Exercise instructions: Below are the records; pull every line that includes "this".

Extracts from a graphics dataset
"""
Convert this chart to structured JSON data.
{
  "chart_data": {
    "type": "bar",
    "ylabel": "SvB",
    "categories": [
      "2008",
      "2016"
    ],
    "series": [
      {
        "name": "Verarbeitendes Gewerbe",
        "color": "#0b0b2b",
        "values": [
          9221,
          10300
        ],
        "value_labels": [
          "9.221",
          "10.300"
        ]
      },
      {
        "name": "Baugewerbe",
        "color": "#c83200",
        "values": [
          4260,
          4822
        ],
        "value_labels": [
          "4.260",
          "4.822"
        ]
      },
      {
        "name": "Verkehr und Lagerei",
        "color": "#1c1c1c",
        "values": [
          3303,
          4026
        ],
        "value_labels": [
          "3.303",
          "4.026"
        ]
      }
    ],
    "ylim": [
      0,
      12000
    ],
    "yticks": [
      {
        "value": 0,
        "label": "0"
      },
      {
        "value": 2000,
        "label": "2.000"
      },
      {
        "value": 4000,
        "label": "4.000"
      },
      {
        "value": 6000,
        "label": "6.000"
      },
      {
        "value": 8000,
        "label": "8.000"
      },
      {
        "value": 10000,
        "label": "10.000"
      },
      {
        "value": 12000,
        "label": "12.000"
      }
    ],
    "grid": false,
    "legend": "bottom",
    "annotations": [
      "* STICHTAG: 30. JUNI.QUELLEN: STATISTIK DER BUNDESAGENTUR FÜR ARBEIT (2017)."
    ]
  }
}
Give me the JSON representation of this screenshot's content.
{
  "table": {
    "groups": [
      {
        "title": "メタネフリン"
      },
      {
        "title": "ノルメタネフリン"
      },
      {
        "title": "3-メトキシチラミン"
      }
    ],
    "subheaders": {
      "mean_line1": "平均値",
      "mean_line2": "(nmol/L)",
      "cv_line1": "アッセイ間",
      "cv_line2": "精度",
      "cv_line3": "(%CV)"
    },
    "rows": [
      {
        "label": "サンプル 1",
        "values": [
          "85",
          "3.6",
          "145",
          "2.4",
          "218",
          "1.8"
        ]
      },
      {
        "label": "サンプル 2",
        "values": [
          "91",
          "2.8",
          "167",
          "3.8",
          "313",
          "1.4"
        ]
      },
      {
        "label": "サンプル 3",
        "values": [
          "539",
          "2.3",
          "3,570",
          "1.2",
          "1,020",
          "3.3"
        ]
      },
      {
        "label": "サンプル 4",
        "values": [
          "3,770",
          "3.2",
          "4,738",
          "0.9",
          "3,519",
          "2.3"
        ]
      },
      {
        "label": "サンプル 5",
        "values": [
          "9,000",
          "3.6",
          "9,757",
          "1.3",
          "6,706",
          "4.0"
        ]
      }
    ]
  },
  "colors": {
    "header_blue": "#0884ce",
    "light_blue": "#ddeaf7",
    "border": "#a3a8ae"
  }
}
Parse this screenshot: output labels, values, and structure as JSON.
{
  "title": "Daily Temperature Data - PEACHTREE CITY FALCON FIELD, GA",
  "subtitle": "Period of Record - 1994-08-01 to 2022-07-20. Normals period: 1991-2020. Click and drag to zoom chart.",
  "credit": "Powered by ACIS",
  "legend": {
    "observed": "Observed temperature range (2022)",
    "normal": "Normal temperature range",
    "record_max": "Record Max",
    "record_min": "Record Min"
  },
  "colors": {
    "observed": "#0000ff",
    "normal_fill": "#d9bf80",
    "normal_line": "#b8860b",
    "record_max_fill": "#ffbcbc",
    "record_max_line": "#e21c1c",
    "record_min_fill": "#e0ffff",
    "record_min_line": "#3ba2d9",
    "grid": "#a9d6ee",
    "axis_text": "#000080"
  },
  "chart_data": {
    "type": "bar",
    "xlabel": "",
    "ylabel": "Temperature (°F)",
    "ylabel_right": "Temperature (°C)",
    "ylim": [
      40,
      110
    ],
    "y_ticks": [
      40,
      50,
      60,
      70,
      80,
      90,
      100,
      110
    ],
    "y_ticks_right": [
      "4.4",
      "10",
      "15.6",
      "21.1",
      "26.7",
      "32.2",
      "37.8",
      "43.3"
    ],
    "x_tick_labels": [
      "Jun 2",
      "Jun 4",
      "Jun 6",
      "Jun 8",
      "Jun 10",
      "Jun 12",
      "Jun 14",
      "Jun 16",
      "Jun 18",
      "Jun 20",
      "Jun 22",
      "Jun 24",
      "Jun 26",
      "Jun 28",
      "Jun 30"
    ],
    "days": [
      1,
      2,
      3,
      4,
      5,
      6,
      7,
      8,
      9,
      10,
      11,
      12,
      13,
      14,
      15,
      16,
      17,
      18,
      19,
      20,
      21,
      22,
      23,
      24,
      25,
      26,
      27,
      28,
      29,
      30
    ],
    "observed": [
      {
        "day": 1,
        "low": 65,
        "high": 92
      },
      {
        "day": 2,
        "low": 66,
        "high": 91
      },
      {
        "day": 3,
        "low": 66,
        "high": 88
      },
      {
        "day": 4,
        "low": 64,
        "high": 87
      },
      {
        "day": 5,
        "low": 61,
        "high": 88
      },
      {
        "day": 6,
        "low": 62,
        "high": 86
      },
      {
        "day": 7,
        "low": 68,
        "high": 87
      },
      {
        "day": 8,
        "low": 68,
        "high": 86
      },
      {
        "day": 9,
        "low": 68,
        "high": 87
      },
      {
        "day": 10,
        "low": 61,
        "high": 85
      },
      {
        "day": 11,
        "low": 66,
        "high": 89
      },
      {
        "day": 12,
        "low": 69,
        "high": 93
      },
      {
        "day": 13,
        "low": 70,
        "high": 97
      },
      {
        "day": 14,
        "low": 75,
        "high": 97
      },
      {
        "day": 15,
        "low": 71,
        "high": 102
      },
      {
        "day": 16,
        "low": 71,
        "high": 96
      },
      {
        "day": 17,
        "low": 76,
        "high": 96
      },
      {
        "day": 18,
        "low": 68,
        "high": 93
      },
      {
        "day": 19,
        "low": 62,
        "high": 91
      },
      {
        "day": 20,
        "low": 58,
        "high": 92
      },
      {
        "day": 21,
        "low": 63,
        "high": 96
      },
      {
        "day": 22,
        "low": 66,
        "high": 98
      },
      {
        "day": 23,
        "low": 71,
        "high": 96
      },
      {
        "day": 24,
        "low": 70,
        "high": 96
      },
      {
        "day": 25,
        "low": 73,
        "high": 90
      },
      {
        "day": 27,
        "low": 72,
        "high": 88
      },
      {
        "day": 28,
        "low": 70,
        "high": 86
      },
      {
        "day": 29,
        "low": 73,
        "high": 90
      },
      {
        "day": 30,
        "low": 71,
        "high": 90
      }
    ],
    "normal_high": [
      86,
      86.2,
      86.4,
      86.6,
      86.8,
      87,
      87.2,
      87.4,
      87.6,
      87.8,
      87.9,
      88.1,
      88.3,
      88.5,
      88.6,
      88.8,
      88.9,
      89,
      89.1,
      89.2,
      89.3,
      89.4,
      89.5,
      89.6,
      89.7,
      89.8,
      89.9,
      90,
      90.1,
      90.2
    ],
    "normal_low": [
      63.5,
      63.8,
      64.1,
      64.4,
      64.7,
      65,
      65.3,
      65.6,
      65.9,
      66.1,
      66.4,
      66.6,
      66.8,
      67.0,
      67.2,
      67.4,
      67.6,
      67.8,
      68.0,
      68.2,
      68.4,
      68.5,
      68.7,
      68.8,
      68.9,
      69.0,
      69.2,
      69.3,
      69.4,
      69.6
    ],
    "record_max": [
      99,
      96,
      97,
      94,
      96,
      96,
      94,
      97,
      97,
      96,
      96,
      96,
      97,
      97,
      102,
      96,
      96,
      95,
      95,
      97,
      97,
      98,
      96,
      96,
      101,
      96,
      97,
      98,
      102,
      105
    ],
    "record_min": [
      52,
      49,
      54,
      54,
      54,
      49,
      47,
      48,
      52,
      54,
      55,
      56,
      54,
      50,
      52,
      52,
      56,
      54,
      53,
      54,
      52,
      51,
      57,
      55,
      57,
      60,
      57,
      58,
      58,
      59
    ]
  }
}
"""
Reply:
Convert this chart to structured JSON data.
Give me the JSON representation of this screenshot's content.
Parse this screenshot: output labels, values, and structure as JSON.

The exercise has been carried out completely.